### WORK TO BE COMPLETED
Output the full listing word for word.

### DATA ENTRIES
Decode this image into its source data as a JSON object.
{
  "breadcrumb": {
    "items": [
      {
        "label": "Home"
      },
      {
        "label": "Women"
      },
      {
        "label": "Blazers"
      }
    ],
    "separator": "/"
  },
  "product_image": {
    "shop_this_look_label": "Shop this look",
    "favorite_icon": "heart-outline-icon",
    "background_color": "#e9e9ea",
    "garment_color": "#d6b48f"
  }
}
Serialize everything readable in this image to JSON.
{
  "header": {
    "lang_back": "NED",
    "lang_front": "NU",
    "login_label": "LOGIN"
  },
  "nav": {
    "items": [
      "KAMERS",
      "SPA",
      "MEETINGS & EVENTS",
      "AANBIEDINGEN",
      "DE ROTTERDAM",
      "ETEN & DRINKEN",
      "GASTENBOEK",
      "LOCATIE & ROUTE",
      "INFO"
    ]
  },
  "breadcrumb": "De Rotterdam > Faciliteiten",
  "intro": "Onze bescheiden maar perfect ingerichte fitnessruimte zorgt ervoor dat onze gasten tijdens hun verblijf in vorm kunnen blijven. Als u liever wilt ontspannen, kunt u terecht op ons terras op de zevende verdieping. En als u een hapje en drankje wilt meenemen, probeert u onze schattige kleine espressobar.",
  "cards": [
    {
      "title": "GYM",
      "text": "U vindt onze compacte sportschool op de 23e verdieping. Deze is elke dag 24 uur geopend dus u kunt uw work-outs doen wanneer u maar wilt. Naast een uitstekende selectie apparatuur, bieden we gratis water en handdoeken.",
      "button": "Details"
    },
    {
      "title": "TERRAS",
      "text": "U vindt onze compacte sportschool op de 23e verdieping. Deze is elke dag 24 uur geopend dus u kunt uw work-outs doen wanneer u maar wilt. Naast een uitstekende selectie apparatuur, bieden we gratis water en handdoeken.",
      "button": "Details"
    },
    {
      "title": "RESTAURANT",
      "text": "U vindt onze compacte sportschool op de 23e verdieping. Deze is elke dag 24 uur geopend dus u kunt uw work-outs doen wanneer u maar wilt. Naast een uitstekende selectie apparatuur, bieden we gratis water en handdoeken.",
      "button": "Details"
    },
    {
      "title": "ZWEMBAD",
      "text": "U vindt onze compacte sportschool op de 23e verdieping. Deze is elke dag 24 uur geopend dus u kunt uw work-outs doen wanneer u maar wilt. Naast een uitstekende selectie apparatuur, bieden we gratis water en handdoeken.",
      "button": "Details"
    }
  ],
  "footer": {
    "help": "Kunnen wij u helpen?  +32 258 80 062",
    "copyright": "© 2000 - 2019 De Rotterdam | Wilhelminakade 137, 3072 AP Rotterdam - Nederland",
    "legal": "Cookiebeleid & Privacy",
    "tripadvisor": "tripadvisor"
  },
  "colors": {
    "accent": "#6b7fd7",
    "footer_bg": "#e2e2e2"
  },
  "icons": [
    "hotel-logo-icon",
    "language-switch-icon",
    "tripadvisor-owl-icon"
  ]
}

### SOLUTION FOR THIS TASK
Decode this image into its source data as a JSON object.
{
  "breadcrumb": {
    "items": [
      {
        "label": "Home"
      },
      {
        "label": "Women"
      },
      {
        "label": "Blazers"
      }
    ],
    "separator": "/"
  },
  "product_image": {
    "shop_this_look_label": "Shop this look",
    "favorite_icon": "heart-outline-icon",
    "background_color": "#e9e9ea",
    "garment_color": "#d6b48f"
  }
}
Serialize everything readable in this image to JSON.
{
  "header": {
    "lang_back": "NED",
    "lang_front": "NU",
    "login_label": "LOGIN"
  },
  "nav": {
    "items": [
      "KAMERS",
      "SPA",
      "MEETINGS & EVENTS",
      "AANBIEDINGEN",
      "DE ROTTERDAM",
      "ETEN & DRINKEN",
      "GASTENBOEK",
      "LOCATIE & ROUTE",
      "INFO"
    ]
  },
  "breadcrumb": "De Rotterdam > Faciliteiten",
  "intro": "Onze bescheiden maar perfect ingerichte fitnessruimte zorgt ervoor dat onze gasten tijdens hun verblijf in vorm kunnen blijven. Als u liever wilt ontspannen, kunt u terecht op ons terras op de zevende verdieping. En als u een hapje en drankje wilt meenemen, probeert u onze schattige kleine espressobar.",
  "cards": [
    {
      "title": "GYM",
      "text": "U vindt onze compacte sportschool op de 23e verdieping. Deze is elke dag 24 uur geopend dus u kunt uw work-outs doen wanneer u maar wilt. Naast een uitstekende selectie apparatuur, bieden we gratis water en handdoeken.",
      "button": "Details"
    },
    {
      "title": "TERRAS",
      "text": "U vindt onze compacte sportschool op de 23e verdieping. Deze is elke dag 24 uur geopend dus u kunt uw work-outs doen wanneer u maar wilt. Naast een uitstekende selectie apparatuur, bieden we gratis water en handdoeken.",
      "button": "Details"
    },
    {
      "title": "RESTAURANT",
      "text": "U vindt onze compacte sportschool op de 23e verdieping. Deze is elke dag 24 uur geopend dus u kunt uw work-outs doen wanneer u maar wilt. Naast een uitstekende selectie apparatuur, bieden we gratis water en handdoeken.",
      "button": "Details"
    },
    {
      "title": "ZWEMBAD",
      "text": "U vindt onze compacte sportschool op de 23e verdieping. Deze is elke dag 24 uur geopend dus u kunt uw work-outs doen wanneer u maar wilt. Naast een uitstekende selectie apparatuur, bieden we gratis water en handdoeken.",
      "button": "Details"
    }
  ],
  "footer": {
    "help": "Kunnen wij u helpen?  +32 258 80 062",
    "copyright": "© 2000 - 2019 De Rotterdam | Wilhelminakade 137, 3072 AP Rotterdam - Nederland",
    "legal": "Cookiebeleid & Privacy",
    "tripadvisor": "tripadvisor"
  },
  "colors": {
    "accent": "#6b7fd7",
    "footer_bg": "#e2e2e2"
  },
  "icons": [
    "hotel-logo-icon",
    "language-switch-icon",
    "tripadvisor-owl-icon"
  ]
}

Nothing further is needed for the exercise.